> **Exercise**
Go through the entries one line at a time, and gather every line that has the word "this".

> **Material to process**
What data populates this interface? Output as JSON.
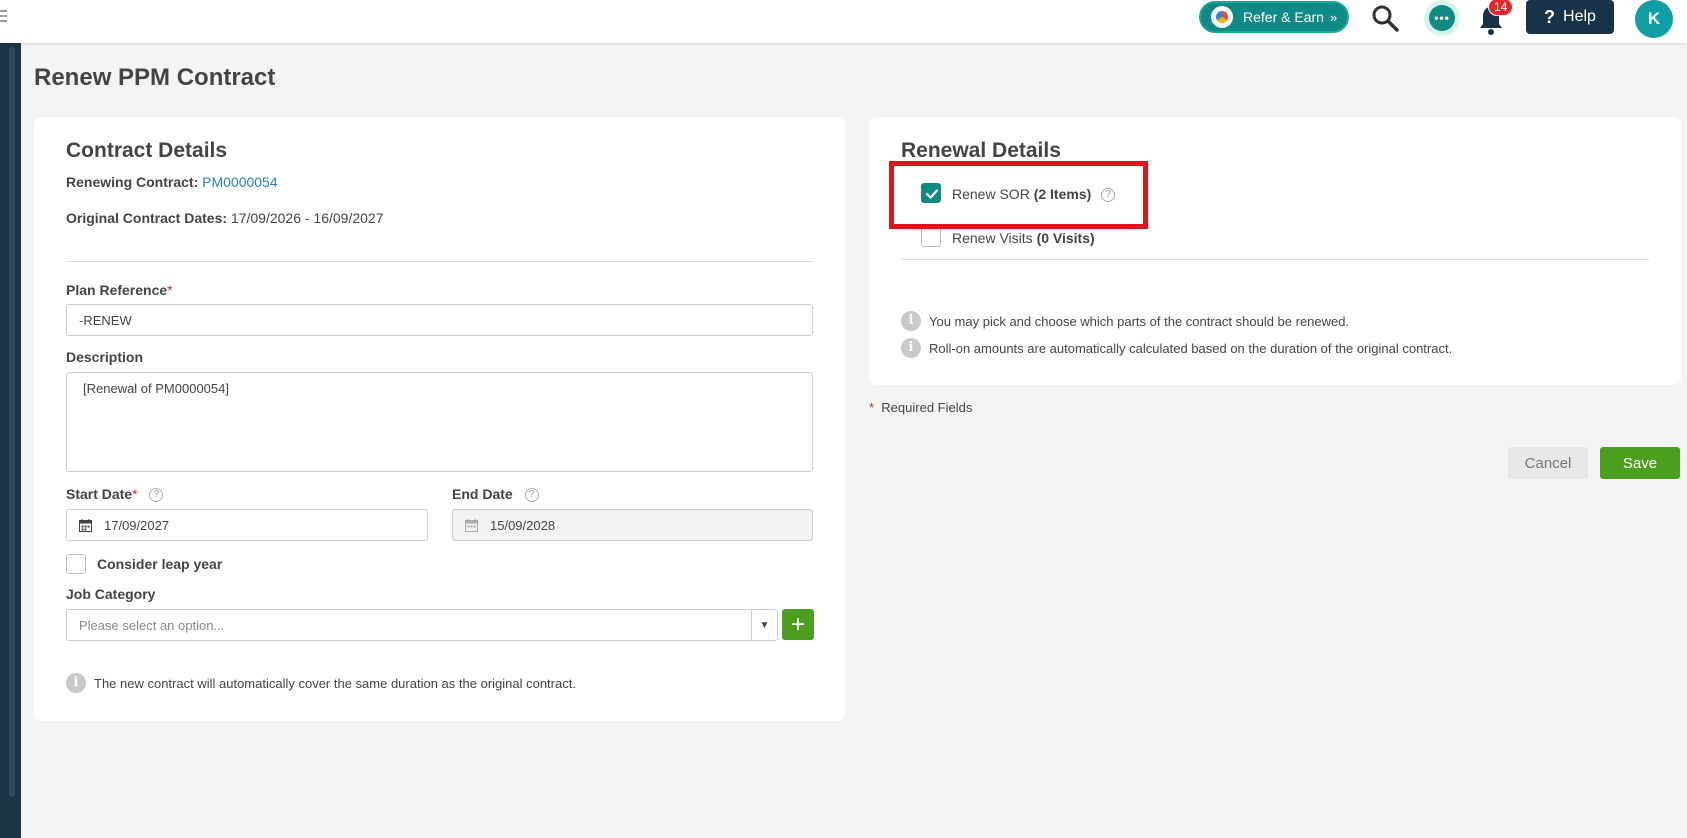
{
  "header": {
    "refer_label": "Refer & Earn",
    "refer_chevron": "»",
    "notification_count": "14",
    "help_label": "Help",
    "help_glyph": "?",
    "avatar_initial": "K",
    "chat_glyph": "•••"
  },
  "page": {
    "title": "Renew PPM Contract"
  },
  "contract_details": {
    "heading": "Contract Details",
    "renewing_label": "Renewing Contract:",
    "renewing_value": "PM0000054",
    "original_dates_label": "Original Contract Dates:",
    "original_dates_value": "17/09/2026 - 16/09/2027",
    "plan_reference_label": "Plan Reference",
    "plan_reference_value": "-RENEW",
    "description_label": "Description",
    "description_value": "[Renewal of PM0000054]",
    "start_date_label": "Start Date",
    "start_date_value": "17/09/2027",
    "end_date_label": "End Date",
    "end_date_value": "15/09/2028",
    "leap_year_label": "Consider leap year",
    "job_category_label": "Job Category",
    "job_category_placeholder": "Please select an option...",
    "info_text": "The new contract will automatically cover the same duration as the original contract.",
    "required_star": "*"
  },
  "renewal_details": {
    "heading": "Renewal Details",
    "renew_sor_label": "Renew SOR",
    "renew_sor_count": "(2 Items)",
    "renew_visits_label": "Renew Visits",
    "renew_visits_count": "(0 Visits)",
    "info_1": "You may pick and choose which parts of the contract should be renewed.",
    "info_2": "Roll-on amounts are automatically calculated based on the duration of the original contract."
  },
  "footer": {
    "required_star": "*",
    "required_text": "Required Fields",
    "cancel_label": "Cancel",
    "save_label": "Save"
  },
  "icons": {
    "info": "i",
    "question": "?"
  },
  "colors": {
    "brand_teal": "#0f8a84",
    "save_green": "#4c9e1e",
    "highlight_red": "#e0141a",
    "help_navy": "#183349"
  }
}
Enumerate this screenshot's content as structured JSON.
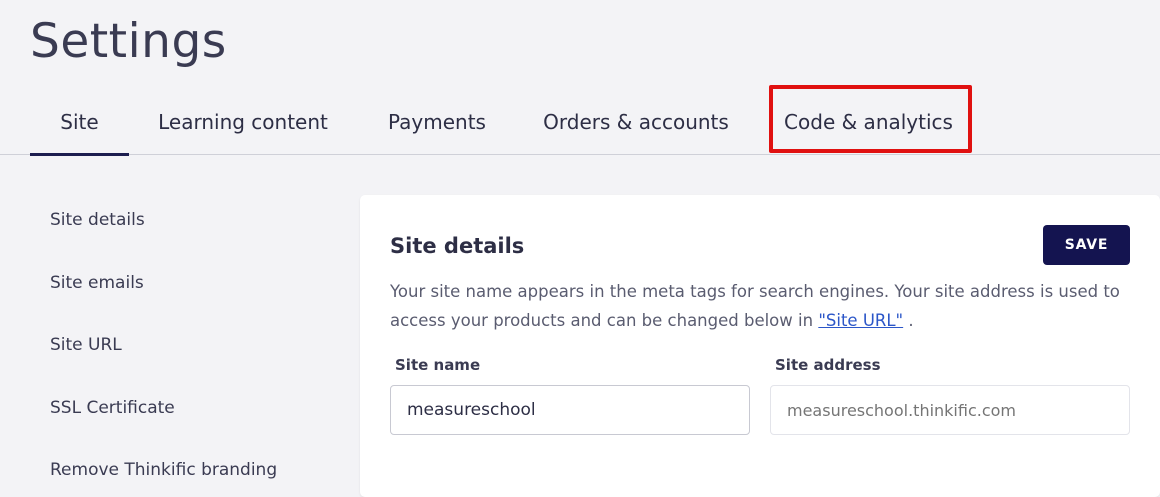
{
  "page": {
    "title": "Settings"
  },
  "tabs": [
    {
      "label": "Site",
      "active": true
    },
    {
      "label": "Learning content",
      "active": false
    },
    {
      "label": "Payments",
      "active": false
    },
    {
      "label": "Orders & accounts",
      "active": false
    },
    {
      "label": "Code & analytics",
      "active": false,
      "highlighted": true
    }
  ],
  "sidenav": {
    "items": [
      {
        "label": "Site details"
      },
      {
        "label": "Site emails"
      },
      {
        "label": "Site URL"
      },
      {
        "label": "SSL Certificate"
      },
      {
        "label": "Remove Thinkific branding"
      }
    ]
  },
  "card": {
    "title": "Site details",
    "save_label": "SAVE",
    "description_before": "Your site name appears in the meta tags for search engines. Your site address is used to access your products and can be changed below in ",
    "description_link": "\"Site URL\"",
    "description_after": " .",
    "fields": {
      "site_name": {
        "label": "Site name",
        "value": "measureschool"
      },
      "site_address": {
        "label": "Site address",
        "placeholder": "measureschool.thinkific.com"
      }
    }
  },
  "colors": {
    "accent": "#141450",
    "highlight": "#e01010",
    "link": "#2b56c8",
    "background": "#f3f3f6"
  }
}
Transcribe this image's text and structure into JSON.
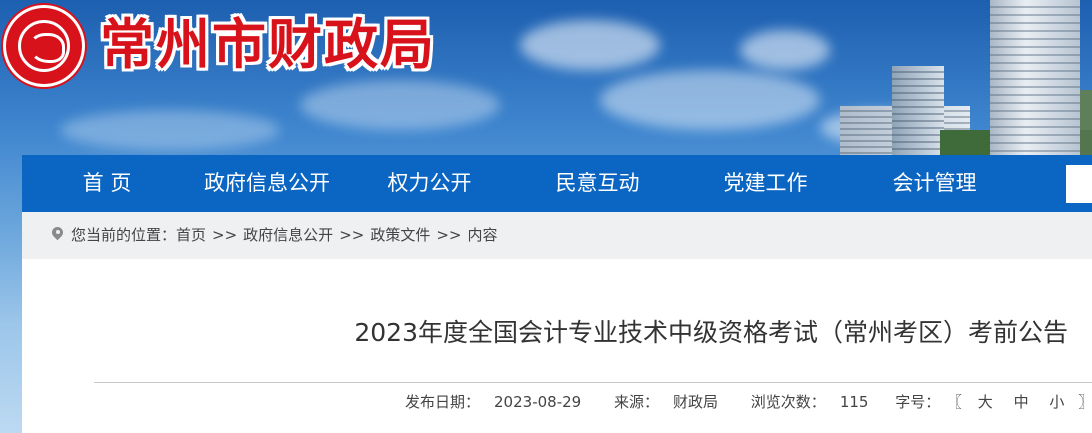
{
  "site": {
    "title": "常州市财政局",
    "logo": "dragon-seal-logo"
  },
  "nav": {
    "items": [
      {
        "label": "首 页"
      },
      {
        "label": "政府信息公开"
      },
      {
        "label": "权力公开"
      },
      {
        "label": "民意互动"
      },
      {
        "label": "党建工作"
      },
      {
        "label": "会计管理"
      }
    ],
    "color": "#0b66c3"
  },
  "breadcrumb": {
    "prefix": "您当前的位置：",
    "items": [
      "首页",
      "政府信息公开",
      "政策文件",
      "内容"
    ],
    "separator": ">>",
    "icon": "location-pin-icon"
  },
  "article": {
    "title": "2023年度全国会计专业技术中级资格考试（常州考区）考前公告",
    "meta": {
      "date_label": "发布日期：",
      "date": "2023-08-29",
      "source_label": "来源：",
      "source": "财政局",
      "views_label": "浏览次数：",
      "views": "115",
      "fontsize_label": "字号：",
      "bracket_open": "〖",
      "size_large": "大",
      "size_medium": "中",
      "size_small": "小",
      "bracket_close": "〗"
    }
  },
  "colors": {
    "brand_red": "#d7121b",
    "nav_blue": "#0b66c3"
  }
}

> **Finished task**
What data populates this interface? Output as JSON.
Enumerate this screenshot's content as structured JSON.
Transcribe this image's text and structure into JSON.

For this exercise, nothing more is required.